[Collected data entries]

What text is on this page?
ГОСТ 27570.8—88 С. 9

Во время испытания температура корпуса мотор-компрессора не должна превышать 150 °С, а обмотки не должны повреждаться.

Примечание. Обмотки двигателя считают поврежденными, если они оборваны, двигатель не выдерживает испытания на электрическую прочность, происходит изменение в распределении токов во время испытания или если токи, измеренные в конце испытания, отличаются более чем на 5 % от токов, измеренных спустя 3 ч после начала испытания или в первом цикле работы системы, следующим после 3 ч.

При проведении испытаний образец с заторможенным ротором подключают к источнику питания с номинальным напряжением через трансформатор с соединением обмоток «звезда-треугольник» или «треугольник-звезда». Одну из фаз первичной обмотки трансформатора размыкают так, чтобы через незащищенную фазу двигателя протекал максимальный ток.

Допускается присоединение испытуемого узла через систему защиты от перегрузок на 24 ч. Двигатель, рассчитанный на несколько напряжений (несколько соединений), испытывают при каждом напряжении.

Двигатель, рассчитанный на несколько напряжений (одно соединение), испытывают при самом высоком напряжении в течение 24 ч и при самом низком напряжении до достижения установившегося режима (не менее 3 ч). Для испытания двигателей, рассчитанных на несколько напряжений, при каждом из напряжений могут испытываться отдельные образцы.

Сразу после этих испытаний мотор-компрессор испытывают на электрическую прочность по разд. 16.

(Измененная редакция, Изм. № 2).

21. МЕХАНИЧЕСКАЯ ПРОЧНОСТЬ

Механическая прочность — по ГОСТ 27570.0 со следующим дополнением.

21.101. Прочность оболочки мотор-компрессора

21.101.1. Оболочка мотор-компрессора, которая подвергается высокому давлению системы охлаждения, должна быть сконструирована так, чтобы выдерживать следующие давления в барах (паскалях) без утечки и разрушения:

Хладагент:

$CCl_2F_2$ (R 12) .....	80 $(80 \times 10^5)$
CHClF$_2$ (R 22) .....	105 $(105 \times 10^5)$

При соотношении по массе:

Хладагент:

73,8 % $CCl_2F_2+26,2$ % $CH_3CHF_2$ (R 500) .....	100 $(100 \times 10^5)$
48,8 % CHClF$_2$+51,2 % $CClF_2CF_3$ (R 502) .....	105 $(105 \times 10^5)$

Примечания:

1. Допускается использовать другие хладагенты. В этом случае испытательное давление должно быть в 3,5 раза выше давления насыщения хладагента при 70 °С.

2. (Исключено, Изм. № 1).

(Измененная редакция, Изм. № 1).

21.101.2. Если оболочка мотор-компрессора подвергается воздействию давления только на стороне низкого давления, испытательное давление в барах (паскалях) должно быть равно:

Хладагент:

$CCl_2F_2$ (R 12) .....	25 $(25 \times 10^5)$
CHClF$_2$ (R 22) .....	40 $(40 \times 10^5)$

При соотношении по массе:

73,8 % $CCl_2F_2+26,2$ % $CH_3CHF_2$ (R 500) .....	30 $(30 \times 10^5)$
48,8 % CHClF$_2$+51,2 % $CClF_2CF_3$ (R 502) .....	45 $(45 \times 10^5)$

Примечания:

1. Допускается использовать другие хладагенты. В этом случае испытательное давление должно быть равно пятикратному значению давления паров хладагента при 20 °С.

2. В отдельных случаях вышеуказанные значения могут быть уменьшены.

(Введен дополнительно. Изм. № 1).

**PROBLEM DESCRIPTION**
Go through the listing above and list every line that has the word "напряжении".

**EXPECTED ANSWER**
Допускается присоединение испытуемого узла через систему защиты от перегрузок на 24 ч. Двигатель, рассчитанный на несколько напряжений (несколько соединений), испытывают при каждом напряжении.
Двигатель, рассчитанный на несколько напряжений (одно соединение), испытывают при самом высоком напряжении в течение 24 ч и при самом низком напряжении до достижения установившегося режима (не менее 3 ч). Для испытания двигателей, рассчитанных на несколько напряжений, при каждом из напряжений могут испытываться отдельные образцы.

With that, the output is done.